(Stored records)
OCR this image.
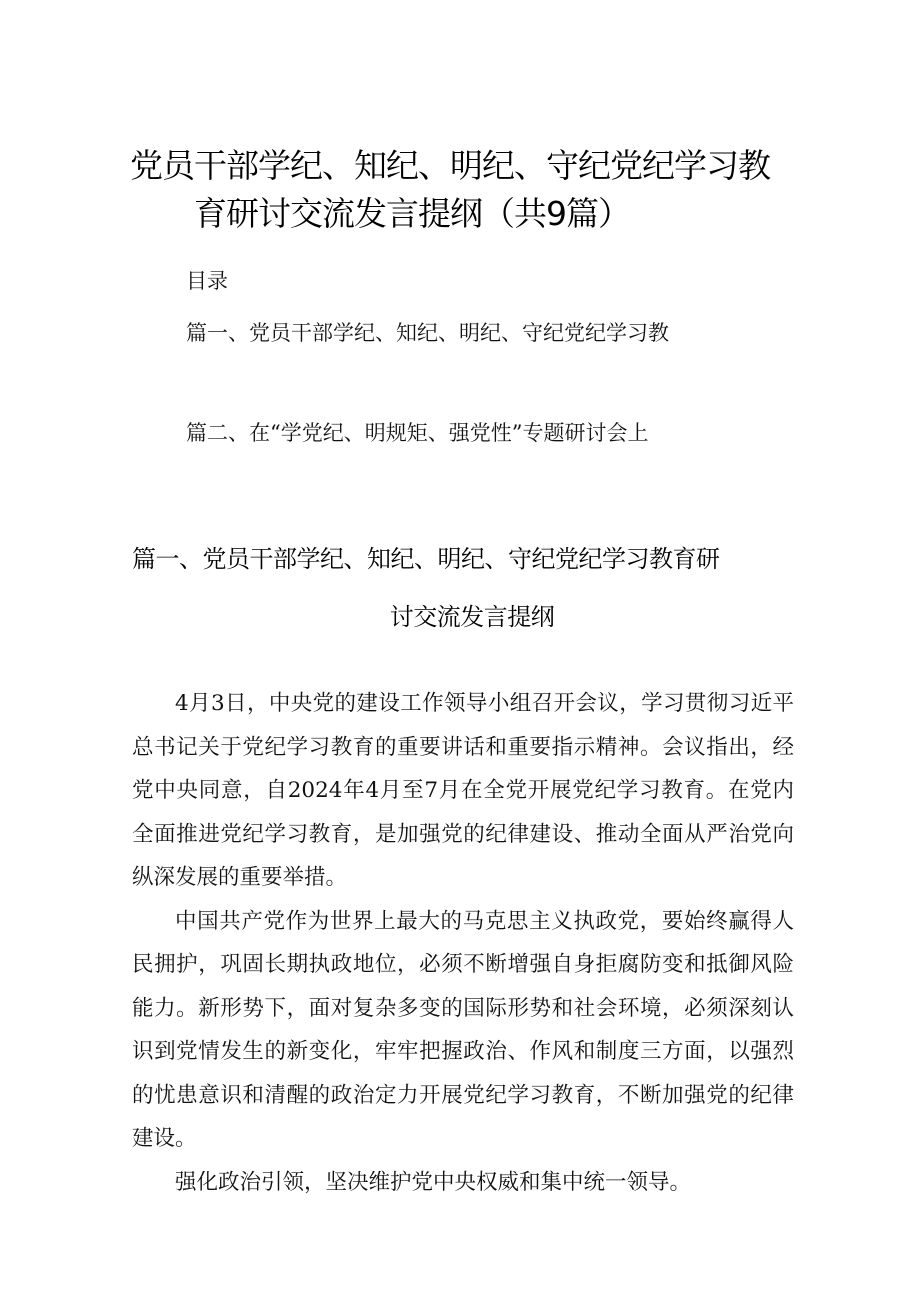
党员干部学纪、知纪、明纪、守纪党纪学习教
育研讨交流发言提纲（共9篇）
目录
篇一、党员干部学纪、知纪、明纪、守纪党纪学习教
篇二、在“学党纪、明规矩、强党性”专题研讨会上
篇一、党员干部学纪、知纪、明纪、守纪党纪学习教育研
讨交流发言提纲

4月3日，中央党的建设工作领导小组召开会议，学习贯彻习近平总书记关于党纪学习教育的重要讲话和重要指示精神。会议指出，经党中央同意，自2024年4月至7月在全党开展党纪学习教育。在党内全面推进党纪学习教育，是加强党的纪律建设、推动全面从严治党向纵深发展的重要举措。

中国共产党作为世界上最大的马克思主义执政党，要始终赢得人民拥护，巩固长期执政地位，必须不断增强自身拒腐防变和抵御风险能力。新形势下，面对复杂多变的国际形势和社会环境，必须深刻认识到党情发生的新变化，牢牢把握政治、作风和制度三方面，以强烈的忧患意识和清醒的政治定力开展党纪学习教育，不断加强党的纪律建设。

强化政治引领，坚决维护党中央权威和集中统一领导。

▶ [Short problem]:
Out of the records, collect only those lines that contain the string "党员干部学纪".

▶ [Solution for this problem]:
党员干部学纪、知纪、明纪、守纪党纪学习教
篇一、党员干部学纪、知纪、明纪、守纪党纪学习教
篇一、党员干部学纪、知纪、明纪、守纪党纪学习教育研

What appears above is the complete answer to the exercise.